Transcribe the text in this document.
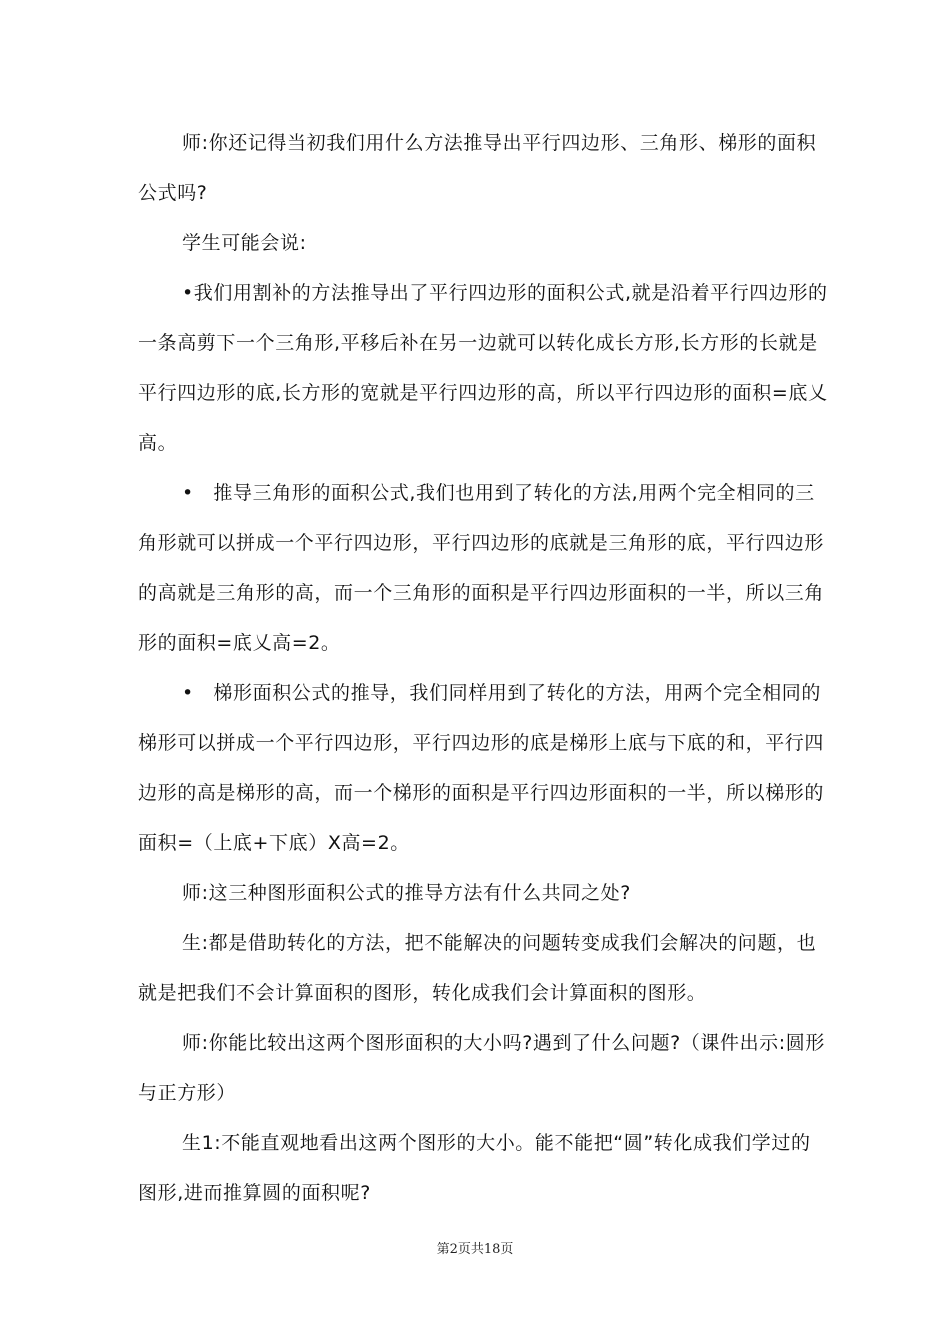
师:你还记得当初我们用什么方法推导出平行四边形、三角形、梯形的面积公式吗?

学生可能会说:

•我们用割补的方法推导出了平行四边形的面积公式,就是沿着平行四边形的一条高剪下一个三角形,平移后补在另一边就可以转化成长方形,长方形的长就是平行四边形的底,长方形的宽就是平行四边形的高，所以平行四边形的面积=底乂高。

•　推导三角形的面积公式,我们也用到了转化的方法,用两个完全相同的三角形就可以拼成一个平行四边形，平行四边形的底就是三角形的底，平行四边形的高就是三角形的高，而一个三角形的面积是平行四边形面积的一半，所以三角形的面积=底乂高=2。

•　梯形面积公式的推导，我们同样用到了转化的方法，用两个完全相同的梯形可以拼成一个平行四边形，平行四边形的底是梯形上底与下底的和，平行四边形的高是梯形的高，而一个梯形的面积是平行四边形面积的一半，所以梯形的面积=（上底+下底）X高=2。

师:这三种图形面积公式的推导方法有什么共同之处?

生:都是借助转化的方法，把不能解决的问题转变成我们会解决的问题，也就是把我们不会计算面积的图形，转化成我们会计算面积的图形。

师:你能比较出这两个图形面积的大小吗?遇到了什么问题?（课件出示:圆形与正方形）

生1:不能直观地看出这两个图形的大小。能不能把“圆”转化成我们学过的图形,进而推算圆的面积呢?

第2页共18页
= = =
Written task:
Reproduce the records above exactly, leaving out every picture they contain.

Task response:
Transcribe the text in this document.
师:你还记得当初我们用什么方法推导出平行四边形、三角形、梯形的面积公式吗?

学生可能会说:

•我们用割补的方法推导出了平行四边形的面积公式,就是沿着平行四边形的一条高剪下一个三角形,平移后补在另一边就可以转化成长方形,长方形的长就是平行四边形的底,长方形的宽就是平行四边形的高，所以平行四边形的面积=底乂高。

•　推导三角形的面积公式,我们也用到了转化的方法,用两个完全相同的三角形就可以拼成一个平行四边形，平行四边形的底就是三角形的底，平行四边形的高就是三角形的高，而一个三角形的面积是平行四边形面积的一半，所以三角形的面积=底乂高=2。

•　梯形面积公式的推导，我们同样用到了转化的方法，用两个完全相同的梯形可以拼成一个平行四边形，平行四边形的底是梯形上底与下底的和，平行四边形的高是梯形的高，而一个梯形的面积是平行四边形面积的一半，所以梯形的面积=（上底+下底）X高=2。

师:这三种图形面积公式的推导方法有什么共同之处?

生:都是借助转化的方法，把不能解决的问题转变成我们会解决的问题，也就是把我们不会计算面积的图形，转化成我们会计算面积的图形。

师:你能比较出这两个图形面积的大小吗?遇到了什么问题?（课件出示:圆形与正方形）

生1:不能直观地看出这两个图形的大小。能不能把“圆”转化成我们学过的图形,进而推算圆的面积呢?

第2页共18页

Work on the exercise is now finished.